** JOB **
Please pull out every line that includes the string "Na₂CO₃".
################
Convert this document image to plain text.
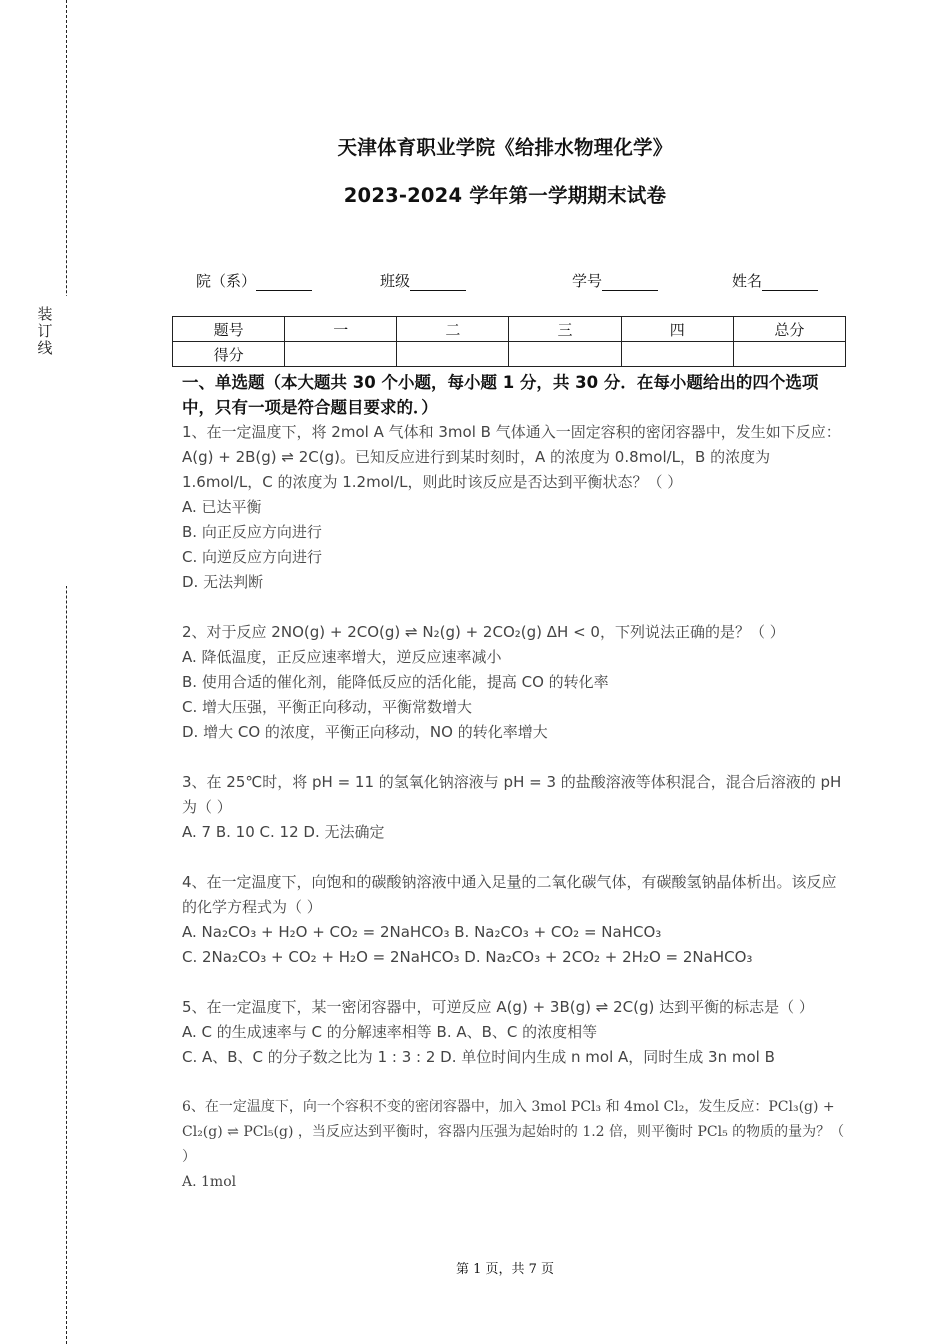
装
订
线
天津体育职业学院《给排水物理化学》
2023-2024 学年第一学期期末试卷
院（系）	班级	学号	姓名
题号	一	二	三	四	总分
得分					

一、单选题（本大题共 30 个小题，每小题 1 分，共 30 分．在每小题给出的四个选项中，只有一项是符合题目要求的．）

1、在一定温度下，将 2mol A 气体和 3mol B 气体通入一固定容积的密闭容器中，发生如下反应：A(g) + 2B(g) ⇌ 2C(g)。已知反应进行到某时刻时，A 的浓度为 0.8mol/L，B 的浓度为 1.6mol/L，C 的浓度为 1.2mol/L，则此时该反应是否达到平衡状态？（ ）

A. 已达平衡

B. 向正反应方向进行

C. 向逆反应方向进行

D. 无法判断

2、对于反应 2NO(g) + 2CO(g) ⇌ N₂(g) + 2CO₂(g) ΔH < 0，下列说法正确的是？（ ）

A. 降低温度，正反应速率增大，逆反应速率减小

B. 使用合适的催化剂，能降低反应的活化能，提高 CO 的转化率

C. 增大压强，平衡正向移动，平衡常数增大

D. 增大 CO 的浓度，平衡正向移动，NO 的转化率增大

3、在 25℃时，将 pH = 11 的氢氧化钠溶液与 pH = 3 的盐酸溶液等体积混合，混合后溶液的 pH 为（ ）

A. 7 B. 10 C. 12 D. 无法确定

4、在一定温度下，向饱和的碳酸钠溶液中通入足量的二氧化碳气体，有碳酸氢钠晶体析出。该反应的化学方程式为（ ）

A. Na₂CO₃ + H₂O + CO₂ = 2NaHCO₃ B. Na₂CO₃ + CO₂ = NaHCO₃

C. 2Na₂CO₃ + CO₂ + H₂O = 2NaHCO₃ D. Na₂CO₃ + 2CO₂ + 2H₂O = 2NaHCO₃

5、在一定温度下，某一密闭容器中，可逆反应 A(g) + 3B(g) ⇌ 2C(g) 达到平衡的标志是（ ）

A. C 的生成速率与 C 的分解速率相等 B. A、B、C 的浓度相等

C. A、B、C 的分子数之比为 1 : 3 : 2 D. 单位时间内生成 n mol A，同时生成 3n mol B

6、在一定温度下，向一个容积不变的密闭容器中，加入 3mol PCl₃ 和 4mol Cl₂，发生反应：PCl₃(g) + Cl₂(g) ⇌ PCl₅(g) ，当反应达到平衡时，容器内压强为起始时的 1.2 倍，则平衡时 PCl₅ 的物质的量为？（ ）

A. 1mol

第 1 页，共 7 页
################
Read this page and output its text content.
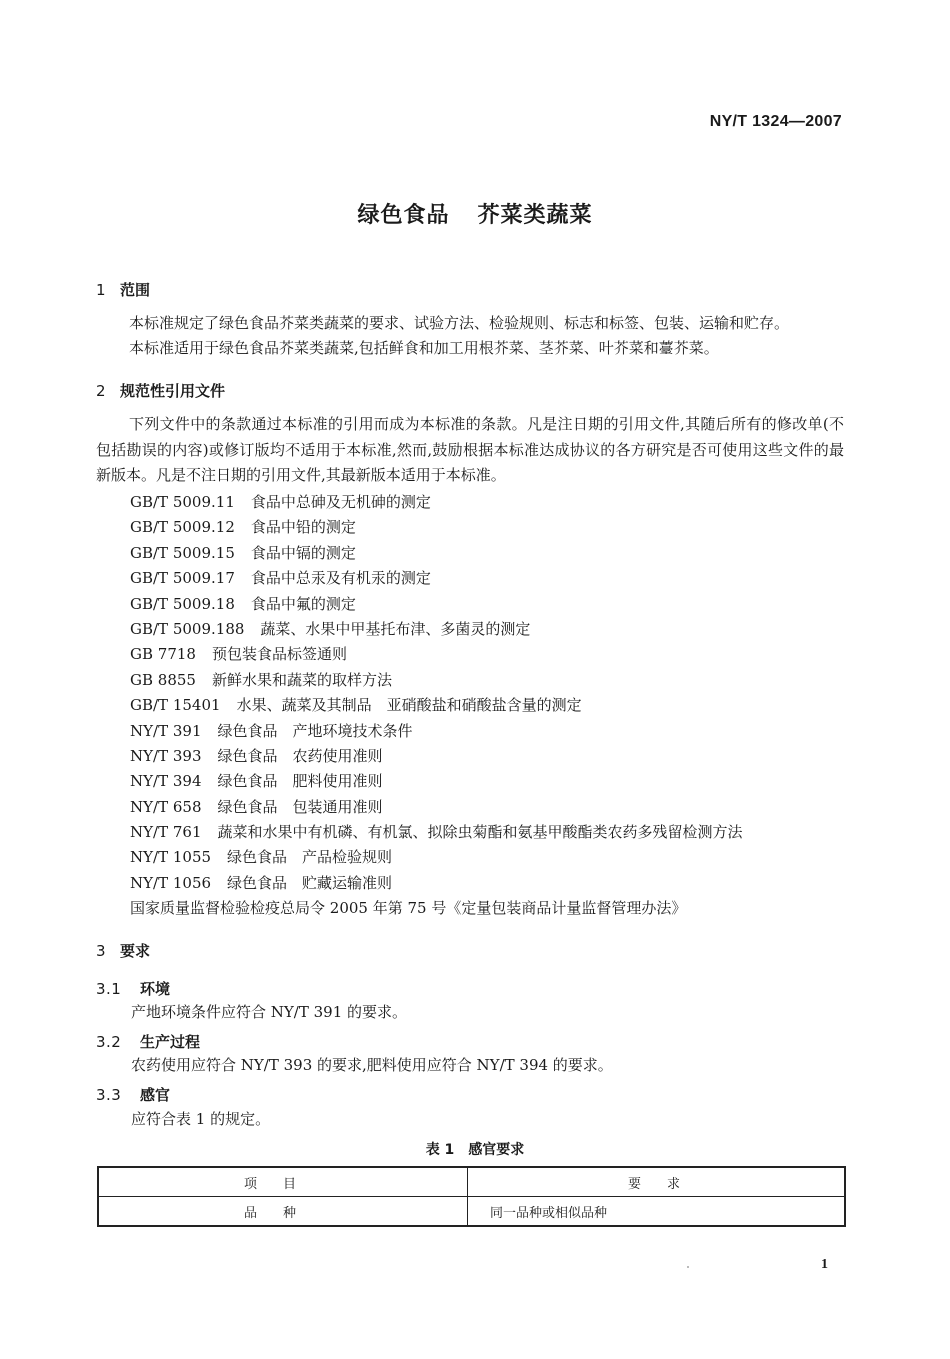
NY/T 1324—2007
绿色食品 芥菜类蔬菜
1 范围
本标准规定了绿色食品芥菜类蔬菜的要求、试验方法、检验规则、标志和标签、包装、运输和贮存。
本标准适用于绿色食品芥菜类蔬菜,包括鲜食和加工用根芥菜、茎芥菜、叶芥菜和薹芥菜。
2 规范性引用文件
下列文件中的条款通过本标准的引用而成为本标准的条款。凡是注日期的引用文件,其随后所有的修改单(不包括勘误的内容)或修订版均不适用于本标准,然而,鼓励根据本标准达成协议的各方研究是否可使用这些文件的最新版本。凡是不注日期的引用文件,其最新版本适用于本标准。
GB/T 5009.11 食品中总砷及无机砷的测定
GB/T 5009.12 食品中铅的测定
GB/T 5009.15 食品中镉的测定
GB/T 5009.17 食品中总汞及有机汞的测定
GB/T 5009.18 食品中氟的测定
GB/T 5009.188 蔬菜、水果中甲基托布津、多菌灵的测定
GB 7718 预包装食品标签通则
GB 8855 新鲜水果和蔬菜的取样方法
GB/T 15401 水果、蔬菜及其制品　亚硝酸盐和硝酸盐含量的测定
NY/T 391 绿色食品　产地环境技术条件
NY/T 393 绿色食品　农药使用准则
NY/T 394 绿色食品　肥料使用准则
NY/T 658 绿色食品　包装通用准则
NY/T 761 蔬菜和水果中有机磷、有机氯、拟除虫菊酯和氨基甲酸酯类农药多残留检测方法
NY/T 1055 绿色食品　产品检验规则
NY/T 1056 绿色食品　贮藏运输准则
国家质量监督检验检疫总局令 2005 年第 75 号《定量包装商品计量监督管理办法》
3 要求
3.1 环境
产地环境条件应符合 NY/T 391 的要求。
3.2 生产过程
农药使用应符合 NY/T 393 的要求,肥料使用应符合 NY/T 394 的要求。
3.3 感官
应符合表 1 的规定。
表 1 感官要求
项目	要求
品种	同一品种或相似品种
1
################
** WRITTEN ANSWER **
A. Na₂CO₃ + H₂O + CO₂ = 2NaHCO₃ B. Na₂CO₃ + CO₂ = NaHCO₃
C. 2Na₂CO₃ + CO₂ + H₂O = 2NaHCO₃ D. Na₂CO₃ + 2CO₂ + 2H₂O = 2NaHCO₃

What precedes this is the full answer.